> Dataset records
☆ ☆ ☆ ☆ ☆ ☆ ☆

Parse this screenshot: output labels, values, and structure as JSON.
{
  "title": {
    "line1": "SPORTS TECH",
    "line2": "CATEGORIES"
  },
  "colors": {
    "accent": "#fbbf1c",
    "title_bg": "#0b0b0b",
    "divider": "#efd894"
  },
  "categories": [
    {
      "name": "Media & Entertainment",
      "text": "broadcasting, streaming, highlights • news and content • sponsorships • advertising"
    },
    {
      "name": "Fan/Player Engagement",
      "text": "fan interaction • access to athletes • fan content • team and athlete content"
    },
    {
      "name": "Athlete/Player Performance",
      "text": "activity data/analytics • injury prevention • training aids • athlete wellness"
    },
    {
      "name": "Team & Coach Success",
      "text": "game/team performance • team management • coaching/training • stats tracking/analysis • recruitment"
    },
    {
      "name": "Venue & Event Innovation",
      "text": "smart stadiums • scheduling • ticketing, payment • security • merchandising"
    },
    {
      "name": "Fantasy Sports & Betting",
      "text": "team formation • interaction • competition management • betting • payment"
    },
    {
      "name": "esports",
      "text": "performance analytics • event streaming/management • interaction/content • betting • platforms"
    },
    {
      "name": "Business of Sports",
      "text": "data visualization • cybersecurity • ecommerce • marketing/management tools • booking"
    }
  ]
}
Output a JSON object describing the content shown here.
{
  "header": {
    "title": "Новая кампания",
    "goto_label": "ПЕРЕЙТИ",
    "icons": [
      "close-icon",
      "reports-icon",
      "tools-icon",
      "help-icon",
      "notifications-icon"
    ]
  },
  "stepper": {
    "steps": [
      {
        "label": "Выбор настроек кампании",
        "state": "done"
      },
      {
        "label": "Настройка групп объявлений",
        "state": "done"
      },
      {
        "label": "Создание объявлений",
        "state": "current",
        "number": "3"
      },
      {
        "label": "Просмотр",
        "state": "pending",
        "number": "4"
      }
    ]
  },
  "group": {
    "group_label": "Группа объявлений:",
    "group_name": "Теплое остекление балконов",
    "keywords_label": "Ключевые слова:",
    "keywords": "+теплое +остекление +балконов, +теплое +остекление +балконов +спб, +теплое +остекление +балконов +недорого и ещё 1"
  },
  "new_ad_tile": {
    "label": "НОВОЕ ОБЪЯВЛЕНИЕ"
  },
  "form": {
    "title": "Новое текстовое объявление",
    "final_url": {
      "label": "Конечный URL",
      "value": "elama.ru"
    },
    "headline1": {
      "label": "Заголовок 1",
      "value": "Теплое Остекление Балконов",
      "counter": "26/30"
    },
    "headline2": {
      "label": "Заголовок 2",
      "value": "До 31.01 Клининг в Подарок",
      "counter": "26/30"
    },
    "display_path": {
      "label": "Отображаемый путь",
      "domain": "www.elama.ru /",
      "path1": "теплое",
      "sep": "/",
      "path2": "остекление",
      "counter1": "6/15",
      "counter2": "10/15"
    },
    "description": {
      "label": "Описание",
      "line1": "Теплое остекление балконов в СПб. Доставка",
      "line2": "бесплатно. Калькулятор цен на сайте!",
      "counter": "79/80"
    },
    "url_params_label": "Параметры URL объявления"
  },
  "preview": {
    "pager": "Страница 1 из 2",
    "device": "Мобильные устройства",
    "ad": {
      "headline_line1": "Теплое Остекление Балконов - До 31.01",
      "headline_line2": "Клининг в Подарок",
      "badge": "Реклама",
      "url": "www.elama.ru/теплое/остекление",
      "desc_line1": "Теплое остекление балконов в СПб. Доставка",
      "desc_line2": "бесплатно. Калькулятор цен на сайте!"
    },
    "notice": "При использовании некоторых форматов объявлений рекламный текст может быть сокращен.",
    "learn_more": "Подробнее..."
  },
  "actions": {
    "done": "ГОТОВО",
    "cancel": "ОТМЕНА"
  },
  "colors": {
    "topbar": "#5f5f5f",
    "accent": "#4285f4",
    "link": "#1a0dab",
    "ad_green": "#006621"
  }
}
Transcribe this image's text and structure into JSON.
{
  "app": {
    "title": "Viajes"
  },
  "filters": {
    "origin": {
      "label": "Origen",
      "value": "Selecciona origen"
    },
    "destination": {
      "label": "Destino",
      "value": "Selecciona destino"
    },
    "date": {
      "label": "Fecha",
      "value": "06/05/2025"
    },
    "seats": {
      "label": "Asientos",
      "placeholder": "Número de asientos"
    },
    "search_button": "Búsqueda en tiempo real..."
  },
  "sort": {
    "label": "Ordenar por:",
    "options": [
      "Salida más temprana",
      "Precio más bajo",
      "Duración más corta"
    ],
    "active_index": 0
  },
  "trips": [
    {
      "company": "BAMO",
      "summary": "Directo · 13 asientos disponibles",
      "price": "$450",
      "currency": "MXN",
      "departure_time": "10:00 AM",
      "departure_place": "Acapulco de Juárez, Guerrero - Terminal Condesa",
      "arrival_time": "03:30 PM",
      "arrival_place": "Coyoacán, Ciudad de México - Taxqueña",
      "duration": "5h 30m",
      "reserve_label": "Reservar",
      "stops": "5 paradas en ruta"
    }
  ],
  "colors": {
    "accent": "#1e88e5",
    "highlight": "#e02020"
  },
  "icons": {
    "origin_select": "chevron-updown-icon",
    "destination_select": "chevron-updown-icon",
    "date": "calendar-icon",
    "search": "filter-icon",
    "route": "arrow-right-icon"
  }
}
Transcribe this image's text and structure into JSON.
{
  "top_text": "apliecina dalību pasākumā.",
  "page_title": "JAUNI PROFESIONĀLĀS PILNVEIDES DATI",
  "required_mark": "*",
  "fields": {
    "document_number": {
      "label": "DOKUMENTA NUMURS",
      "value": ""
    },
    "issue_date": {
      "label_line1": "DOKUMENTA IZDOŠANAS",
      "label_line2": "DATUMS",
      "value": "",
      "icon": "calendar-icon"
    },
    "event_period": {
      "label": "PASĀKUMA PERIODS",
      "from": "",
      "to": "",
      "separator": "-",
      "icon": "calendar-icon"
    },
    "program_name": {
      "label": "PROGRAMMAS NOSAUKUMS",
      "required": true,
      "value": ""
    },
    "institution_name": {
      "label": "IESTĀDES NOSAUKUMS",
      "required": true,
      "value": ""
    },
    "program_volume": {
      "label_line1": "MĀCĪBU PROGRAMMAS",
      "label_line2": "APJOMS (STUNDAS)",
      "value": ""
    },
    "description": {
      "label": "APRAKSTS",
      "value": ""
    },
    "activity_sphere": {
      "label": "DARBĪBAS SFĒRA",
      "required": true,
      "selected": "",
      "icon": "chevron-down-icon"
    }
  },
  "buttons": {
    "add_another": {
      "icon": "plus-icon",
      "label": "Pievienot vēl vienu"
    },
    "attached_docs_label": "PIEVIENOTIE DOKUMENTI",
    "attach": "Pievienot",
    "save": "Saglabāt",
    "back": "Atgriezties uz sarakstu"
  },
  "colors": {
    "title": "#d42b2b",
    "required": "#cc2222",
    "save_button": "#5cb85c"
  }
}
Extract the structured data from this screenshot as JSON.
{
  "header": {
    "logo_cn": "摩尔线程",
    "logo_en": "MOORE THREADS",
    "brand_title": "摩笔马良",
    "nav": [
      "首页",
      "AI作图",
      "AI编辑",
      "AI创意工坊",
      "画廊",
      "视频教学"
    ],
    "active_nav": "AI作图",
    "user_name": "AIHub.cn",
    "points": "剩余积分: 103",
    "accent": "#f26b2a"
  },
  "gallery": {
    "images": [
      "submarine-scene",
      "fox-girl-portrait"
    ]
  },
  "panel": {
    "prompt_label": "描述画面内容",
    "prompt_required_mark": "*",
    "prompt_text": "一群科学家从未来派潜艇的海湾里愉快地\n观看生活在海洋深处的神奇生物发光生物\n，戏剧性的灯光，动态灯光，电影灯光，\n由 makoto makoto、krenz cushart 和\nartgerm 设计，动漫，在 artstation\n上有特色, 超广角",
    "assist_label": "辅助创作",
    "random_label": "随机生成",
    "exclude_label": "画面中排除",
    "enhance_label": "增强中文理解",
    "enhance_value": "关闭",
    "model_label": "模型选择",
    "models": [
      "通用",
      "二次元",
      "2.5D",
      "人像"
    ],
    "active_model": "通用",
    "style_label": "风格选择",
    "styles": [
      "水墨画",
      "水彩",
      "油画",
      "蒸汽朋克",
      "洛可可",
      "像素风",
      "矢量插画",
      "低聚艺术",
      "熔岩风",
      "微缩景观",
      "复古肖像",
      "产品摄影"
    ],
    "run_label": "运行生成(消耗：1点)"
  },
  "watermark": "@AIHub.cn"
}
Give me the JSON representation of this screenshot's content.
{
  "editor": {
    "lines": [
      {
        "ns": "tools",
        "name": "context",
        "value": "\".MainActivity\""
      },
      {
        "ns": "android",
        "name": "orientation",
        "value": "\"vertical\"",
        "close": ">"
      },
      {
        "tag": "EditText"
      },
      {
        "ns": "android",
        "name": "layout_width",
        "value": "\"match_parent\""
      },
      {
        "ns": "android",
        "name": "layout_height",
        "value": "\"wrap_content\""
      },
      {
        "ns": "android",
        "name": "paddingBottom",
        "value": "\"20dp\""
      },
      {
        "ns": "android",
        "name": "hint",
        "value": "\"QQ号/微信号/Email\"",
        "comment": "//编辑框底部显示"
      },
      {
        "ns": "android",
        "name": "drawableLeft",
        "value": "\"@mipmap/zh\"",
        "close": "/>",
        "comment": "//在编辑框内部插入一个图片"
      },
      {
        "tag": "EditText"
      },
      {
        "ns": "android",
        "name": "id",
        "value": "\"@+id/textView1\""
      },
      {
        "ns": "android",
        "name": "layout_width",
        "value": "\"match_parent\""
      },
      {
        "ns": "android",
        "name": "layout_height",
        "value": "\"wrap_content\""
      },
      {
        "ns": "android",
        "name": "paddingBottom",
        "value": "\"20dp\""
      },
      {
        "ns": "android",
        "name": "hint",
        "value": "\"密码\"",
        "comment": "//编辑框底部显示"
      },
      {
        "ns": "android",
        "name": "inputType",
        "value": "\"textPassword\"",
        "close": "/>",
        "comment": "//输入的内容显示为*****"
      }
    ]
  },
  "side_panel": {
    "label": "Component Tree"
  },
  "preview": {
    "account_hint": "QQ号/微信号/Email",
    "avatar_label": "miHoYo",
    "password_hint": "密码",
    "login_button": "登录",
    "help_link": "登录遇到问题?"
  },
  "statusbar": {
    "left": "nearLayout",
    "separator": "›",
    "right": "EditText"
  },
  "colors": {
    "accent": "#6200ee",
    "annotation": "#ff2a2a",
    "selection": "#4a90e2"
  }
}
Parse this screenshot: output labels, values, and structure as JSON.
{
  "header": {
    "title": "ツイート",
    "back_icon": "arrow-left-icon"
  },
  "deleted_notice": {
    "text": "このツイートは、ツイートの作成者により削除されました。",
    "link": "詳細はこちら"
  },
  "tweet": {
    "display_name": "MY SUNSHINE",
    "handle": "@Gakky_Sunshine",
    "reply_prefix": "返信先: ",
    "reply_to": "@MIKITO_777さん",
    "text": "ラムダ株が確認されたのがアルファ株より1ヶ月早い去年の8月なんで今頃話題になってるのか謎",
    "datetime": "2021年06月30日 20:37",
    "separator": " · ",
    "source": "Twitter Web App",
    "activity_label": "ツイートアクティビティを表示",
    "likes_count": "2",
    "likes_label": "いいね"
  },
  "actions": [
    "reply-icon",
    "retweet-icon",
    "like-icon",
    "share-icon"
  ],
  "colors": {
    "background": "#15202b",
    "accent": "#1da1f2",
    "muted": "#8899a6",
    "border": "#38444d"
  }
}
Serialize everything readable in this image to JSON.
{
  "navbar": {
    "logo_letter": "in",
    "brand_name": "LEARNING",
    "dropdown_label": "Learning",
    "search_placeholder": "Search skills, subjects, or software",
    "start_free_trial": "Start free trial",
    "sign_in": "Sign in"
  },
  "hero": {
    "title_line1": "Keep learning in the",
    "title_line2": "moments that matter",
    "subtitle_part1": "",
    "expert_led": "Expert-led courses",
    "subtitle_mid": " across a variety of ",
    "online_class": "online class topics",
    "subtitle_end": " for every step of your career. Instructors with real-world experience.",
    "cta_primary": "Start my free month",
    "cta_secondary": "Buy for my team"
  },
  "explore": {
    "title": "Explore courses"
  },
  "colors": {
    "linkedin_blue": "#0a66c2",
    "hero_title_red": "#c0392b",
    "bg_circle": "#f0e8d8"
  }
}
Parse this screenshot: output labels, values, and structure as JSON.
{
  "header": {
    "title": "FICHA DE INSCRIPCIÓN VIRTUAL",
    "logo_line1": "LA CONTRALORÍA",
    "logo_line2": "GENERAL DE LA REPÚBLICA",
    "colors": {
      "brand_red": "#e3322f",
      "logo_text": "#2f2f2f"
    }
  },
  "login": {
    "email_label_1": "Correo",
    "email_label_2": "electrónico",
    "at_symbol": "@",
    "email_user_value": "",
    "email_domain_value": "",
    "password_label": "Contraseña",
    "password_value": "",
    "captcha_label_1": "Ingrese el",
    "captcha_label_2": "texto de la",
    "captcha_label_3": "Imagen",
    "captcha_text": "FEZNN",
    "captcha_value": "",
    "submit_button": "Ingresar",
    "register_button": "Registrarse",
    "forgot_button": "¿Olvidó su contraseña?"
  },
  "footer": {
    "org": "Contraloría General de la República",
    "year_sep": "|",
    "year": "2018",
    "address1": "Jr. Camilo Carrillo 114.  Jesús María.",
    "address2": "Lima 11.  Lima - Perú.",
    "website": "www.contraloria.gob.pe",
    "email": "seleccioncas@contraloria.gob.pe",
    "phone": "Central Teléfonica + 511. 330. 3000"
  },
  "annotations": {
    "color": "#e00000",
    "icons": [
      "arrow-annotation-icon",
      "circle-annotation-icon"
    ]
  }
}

☆ ☆ ☆ ☆ ☆ ☆ ☆

> TASK DESCRIPTION
Pick each line holding the word "from" out of the listing.

> CORRECT RESPONSE
      "from": "",
Extract the structured data from this screenshot as JSON.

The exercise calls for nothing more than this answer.